- _TASK INSTRUCTIONS_
The records that follow must be repeated verbatim, every one of them.

========

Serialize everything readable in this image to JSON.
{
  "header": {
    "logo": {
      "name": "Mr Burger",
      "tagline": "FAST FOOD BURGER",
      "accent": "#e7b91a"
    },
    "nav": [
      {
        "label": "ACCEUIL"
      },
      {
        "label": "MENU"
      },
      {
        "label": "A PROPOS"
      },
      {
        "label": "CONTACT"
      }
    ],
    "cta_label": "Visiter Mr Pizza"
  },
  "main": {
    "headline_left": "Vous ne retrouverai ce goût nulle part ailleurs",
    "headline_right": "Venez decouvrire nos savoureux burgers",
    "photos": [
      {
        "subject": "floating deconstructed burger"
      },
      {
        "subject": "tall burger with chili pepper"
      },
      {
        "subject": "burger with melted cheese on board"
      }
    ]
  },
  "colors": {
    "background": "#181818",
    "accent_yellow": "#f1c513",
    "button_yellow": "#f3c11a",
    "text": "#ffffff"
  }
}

========

- _OUTPUT FOR THIS TASK_
Serialize everything readable in this image to JSON.
{
  "header": {
    "logo": {
      "name": "Mr Burger",
      "tagline": "FAST FOOD BURGER",
      "accent": "#e7b91a"
    },
    "nav": [
      {
        "label": "ACCEUIL"
      },
      {
        "label": "MENU"
      },
      {
        "label": "A PROPOS"
      },
      {
        "label": "CONTACT"
      }
    ],
    "cta_label": "Visiter Mr Pizza"
  },
  "main": {
    "headline_left": "Vous ne retrouverai ce goût nulle part ailleurs",
    "headline_right": "Venez decouvrire nos savoureux burgers",
    "photos": [
      {
        "subject": "floating deconstructed burger"
      },
      {
        "subject": "tall burger with chili pepper"
      },
      {
        "subject": "burger with melted cheese on board"
      }
    ]
  },
  "colors": {
    "background": "#181818",
    "accent_yellow": "#f1c513",
    "button_yellow": "#f3c11a",
    "text": "#ffffff"
  }
}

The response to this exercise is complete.